### To do
Transcribe all records exactly.

Extracted records

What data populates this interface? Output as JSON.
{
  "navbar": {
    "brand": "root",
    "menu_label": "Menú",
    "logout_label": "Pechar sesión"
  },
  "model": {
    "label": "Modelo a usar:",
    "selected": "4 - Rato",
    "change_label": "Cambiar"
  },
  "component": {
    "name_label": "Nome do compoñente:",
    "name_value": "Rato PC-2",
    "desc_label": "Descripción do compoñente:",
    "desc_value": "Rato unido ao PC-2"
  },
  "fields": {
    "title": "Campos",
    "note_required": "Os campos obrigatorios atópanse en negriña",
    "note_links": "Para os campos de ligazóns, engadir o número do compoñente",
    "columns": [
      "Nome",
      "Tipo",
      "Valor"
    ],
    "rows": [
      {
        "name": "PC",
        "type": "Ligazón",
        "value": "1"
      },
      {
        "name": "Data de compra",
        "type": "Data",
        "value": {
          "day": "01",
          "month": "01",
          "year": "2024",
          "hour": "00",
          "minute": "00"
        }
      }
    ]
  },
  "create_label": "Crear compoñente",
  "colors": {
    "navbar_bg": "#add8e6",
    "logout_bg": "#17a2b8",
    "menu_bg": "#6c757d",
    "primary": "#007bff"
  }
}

### Task result
What data populates this interface? Output as JSON.
{
  "navbar": {
    "brand": "root",
    "menu_label": "Menú",
    "logout_label": "Pechar sesión"
  },
  "model": {
    "label": "Modelo a usar:",
    "selected": "4 - Rato",
    "change_label": "Cambiar"
  },
  "component": {
    "name_label": "Nome do compoñente:",
    "name_value": "Rato PC-2",
    "desc_label": "Descripción do compoñente:",
    "desc_value": "Rato unido ao PC-2"
  },
  "fields": {
    "title": "Campos",
    "note_required": "Os campos obrigatorios atópanse en negriña",
    "note_links": "Para os campos de ligazóns, engadir o número do compoñente",
    "columns": [
      "Nome",
      "Tipo",
      "Valor"
    ],
    "rows": [
      {
        "name": "PC",
        "type": "Ligazón",
        "value": "1"
      },
      {
        "name": "Data de compra",
        "type": "Data",
        "value": {
          "day": "01",
          "month": "01",
          "year": "2024",
          "hour": "00",
          "minute": "00"
        }
      }
    ]
  },
  "create_label": "Crear compoñente",
  "colors": {
    "navbar_bg": "#add8e6",
    "logout_bg": "#17a2b8",
    "menu_bg": "#6c757d",
    "primary": "#007bff"
  }
}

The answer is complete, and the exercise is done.